**TASK INPUTS**
------------

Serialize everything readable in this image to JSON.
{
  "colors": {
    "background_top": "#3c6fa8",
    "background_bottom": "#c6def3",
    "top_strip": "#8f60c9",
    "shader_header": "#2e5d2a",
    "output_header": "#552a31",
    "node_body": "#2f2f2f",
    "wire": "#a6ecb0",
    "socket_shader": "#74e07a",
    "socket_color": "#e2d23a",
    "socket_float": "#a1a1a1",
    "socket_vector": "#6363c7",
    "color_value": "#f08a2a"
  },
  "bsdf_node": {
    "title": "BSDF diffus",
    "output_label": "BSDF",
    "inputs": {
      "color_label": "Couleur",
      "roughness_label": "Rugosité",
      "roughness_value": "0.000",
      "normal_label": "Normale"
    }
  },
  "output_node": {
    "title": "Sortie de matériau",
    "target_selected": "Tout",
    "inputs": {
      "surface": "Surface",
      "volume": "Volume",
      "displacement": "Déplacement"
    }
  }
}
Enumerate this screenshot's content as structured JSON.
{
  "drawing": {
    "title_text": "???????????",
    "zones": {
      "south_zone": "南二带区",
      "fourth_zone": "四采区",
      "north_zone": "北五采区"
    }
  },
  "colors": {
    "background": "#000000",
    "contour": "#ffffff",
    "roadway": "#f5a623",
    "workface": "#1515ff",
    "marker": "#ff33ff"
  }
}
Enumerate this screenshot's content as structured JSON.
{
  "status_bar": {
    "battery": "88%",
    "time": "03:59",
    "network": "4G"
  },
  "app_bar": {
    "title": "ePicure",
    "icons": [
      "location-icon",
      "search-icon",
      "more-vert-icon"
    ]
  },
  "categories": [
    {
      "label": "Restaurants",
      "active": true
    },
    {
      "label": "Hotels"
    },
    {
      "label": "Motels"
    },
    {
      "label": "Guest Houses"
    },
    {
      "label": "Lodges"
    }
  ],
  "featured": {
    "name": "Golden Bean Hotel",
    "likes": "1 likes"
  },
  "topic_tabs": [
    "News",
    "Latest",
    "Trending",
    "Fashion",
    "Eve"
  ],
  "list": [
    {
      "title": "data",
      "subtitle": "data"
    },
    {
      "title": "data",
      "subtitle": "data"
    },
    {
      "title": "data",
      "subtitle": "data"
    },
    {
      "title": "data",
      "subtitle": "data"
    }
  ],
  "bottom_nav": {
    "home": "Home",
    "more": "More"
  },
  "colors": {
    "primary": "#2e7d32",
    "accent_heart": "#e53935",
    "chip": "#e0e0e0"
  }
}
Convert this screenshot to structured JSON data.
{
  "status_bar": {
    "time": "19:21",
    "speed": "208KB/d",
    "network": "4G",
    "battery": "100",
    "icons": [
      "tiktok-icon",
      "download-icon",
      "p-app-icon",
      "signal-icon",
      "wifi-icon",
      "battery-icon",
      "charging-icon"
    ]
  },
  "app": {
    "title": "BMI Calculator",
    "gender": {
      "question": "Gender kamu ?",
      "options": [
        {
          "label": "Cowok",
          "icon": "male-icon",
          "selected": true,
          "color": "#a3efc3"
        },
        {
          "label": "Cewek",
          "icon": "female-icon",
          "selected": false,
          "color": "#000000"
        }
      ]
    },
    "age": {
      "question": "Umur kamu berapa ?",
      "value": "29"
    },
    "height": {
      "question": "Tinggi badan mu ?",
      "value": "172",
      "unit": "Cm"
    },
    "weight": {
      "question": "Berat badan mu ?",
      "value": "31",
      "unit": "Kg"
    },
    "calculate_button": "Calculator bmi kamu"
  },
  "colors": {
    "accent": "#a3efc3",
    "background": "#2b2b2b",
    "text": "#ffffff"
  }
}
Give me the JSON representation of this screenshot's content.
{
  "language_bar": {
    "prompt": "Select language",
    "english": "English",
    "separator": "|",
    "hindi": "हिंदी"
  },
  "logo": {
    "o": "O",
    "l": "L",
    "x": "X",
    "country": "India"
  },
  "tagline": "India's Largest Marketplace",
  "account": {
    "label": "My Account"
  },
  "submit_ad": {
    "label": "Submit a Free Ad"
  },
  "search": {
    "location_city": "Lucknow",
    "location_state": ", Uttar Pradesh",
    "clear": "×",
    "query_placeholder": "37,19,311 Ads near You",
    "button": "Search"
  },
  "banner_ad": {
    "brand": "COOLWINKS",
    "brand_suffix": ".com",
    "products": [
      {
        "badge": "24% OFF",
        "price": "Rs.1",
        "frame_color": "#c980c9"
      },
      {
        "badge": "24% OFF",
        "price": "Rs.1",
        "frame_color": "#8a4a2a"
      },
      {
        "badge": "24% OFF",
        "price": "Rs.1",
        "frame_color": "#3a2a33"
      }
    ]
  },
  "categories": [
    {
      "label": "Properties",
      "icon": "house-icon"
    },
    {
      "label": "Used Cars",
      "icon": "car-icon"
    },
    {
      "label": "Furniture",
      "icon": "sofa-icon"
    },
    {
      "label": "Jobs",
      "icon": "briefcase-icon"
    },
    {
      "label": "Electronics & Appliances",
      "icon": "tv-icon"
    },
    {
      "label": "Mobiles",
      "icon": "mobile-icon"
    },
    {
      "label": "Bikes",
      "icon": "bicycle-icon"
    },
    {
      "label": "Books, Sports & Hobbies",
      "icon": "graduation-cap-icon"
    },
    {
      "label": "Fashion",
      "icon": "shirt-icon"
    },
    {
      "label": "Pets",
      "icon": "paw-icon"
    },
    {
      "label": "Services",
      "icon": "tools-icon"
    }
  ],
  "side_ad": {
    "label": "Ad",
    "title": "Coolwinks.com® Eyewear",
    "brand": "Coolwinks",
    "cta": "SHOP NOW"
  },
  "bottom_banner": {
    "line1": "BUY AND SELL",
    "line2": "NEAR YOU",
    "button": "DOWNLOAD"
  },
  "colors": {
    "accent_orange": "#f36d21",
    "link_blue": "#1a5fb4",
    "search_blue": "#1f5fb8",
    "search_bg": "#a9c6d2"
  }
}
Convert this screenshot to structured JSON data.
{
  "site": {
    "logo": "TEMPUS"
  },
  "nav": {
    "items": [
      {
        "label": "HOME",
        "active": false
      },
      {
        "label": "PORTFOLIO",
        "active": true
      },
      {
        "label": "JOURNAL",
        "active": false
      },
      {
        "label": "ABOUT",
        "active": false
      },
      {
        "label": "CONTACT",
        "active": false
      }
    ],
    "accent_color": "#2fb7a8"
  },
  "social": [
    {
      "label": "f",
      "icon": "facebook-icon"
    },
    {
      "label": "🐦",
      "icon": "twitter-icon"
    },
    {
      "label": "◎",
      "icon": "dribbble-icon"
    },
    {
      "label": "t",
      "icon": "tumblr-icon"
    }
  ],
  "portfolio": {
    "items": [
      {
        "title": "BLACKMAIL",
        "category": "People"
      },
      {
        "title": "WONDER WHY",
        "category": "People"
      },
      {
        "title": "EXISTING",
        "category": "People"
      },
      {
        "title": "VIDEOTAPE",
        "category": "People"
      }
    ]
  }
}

------------

**WHAT THE TASK ASKS**
Check each line of the entries above for the word "true". List the ones that have it.

**SOLVED PROBLEM**
      "active": true
          "selected": true,
        "active": true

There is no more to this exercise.